Your task is to copy each line that has the word "text".

(Data listing)

** Begin **

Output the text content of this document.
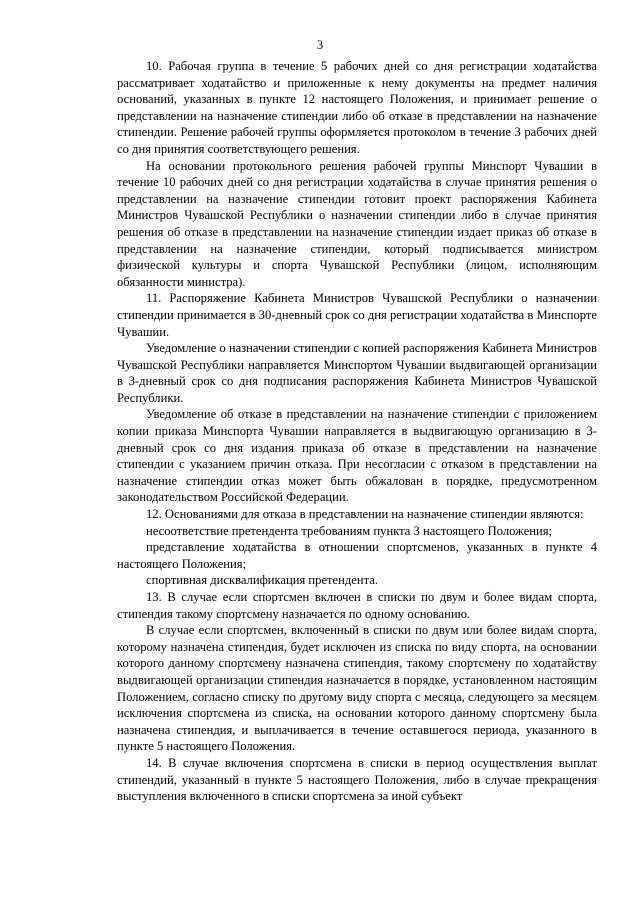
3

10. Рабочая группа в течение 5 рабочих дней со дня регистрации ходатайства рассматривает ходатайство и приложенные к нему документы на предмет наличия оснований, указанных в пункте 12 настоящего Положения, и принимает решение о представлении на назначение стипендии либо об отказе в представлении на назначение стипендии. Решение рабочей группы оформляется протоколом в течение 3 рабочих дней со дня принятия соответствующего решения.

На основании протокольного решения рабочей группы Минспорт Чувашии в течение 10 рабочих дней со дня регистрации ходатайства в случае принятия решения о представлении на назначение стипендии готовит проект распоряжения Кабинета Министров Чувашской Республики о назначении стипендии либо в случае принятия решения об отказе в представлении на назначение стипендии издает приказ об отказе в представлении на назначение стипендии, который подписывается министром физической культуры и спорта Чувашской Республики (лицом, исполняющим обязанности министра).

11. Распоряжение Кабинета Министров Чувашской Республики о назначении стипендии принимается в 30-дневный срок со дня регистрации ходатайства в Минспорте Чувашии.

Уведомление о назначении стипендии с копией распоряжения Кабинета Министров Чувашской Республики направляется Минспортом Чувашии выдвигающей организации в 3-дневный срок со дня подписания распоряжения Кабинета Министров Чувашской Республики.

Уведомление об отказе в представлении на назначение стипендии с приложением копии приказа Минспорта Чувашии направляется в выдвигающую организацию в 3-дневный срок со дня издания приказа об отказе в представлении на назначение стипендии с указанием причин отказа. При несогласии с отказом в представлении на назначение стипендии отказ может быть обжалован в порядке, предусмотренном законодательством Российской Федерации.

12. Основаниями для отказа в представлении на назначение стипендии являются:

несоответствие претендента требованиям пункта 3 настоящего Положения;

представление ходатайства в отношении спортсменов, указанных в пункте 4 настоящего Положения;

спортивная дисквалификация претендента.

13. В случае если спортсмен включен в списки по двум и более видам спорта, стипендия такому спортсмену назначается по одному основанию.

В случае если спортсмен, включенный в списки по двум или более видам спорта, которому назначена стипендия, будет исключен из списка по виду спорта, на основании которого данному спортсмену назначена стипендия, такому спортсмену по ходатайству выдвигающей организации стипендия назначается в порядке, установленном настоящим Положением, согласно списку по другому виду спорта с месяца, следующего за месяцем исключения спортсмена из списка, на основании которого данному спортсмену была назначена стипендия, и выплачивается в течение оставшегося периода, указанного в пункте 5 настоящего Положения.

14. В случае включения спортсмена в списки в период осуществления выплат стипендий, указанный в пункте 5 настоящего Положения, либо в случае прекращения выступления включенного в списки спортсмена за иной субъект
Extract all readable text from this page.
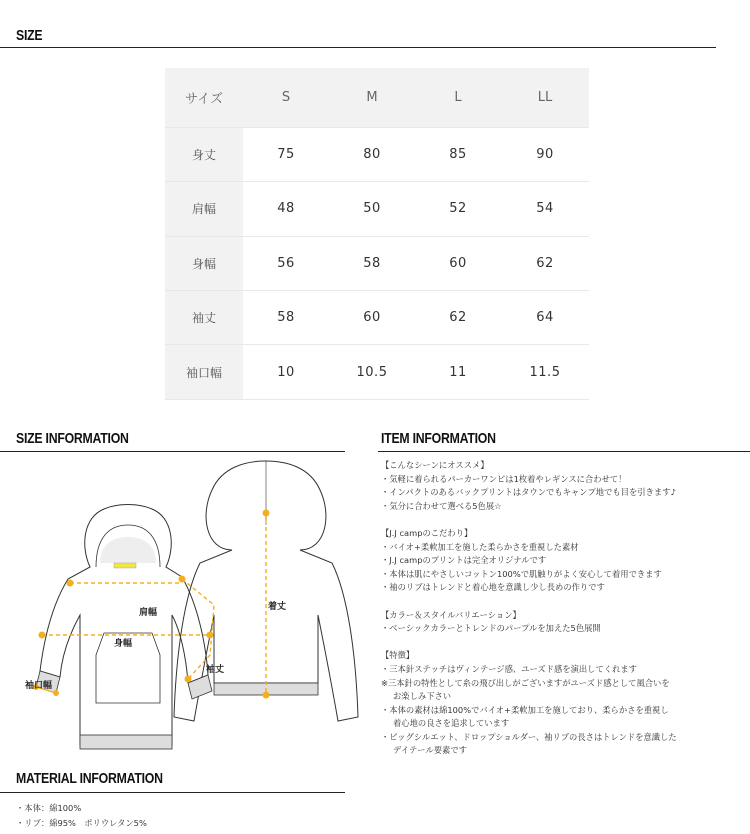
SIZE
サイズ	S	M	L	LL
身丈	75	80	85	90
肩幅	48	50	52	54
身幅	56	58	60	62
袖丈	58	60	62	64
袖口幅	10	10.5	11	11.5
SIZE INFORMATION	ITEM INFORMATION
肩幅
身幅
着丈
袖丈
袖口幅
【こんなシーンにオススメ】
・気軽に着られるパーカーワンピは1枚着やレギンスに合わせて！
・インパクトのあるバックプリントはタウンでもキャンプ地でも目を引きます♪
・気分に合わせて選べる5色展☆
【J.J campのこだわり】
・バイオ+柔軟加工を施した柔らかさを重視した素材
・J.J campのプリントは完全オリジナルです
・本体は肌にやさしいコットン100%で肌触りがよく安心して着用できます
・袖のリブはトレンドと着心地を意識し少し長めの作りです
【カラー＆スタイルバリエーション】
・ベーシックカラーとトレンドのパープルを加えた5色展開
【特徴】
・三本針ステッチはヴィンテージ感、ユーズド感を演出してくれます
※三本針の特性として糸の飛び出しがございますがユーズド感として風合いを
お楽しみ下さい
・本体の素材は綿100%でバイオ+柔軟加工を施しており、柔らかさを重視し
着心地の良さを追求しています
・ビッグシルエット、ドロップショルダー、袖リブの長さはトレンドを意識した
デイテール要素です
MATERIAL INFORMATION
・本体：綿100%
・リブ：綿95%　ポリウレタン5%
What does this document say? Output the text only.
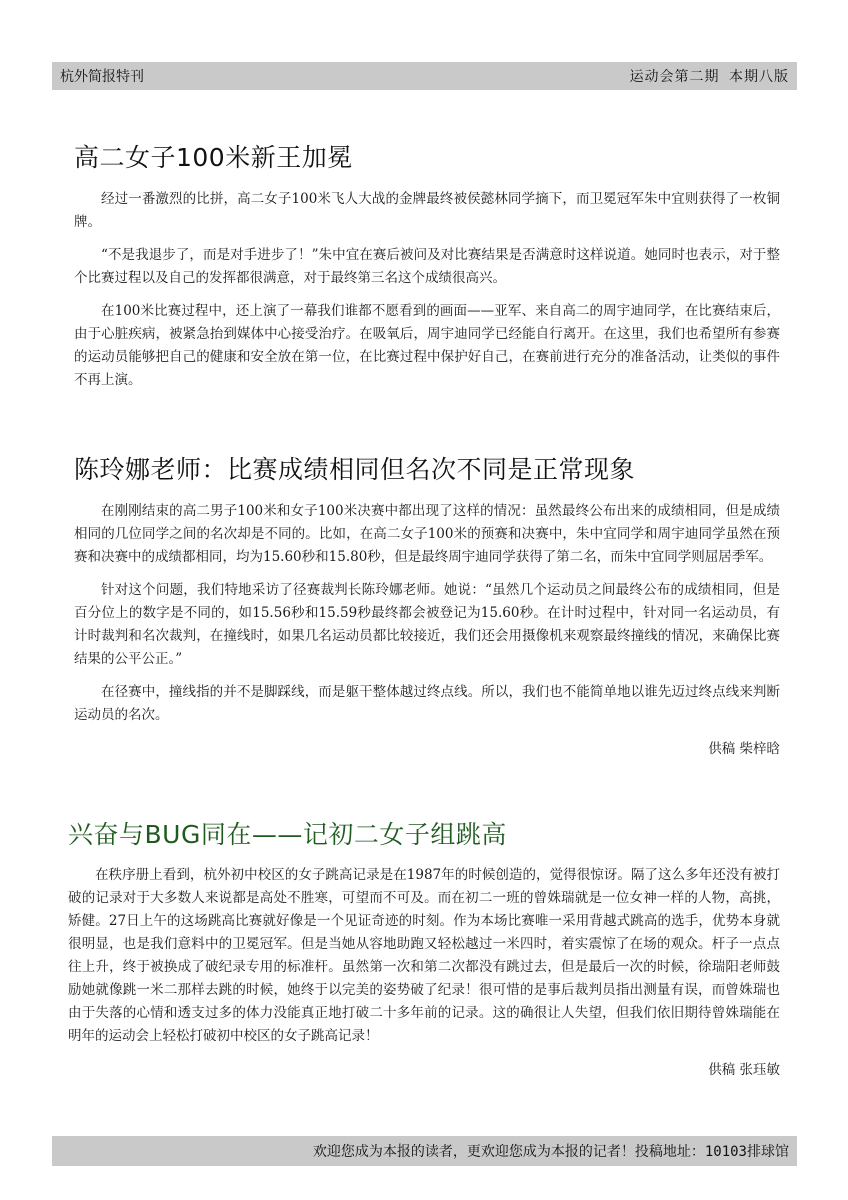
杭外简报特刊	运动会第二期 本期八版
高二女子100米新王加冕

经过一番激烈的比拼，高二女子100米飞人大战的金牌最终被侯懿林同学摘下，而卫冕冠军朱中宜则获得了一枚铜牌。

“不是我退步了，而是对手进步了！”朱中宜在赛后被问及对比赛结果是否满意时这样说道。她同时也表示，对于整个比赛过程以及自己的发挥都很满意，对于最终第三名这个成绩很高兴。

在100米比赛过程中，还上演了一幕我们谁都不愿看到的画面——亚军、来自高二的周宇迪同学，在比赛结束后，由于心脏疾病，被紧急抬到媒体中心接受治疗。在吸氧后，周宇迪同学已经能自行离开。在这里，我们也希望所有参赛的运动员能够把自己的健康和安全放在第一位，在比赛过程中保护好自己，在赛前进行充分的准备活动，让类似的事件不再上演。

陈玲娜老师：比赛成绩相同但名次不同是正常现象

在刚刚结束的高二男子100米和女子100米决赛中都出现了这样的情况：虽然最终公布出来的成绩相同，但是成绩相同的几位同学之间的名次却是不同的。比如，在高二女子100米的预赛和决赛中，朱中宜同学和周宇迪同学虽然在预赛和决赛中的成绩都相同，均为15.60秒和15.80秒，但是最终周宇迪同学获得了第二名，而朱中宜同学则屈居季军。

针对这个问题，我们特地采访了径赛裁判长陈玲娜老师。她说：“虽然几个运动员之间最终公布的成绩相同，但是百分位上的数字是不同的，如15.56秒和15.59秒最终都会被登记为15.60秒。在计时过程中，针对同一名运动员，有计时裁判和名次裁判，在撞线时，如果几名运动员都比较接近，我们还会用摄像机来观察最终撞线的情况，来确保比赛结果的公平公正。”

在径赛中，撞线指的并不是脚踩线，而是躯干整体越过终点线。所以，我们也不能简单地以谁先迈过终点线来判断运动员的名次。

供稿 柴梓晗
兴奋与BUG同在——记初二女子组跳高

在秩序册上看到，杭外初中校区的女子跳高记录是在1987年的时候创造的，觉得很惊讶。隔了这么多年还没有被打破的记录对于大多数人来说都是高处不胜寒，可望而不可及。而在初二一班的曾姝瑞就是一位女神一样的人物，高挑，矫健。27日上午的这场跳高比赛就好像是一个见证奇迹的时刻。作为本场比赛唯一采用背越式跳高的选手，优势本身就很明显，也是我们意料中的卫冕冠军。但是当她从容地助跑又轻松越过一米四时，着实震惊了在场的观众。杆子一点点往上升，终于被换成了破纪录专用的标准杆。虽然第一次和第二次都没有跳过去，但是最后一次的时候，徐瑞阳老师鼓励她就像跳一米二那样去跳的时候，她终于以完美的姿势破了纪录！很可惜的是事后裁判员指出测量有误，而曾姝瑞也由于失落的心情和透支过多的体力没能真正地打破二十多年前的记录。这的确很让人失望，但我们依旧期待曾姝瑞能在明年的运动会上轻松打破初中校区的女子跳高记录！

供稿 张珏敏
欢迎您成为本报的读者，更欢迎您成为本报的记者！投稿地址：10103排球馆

** End **

**Exercise response**
Output the text content of this document.
Extract all readable text from this page.
What does this document say? Output the text only.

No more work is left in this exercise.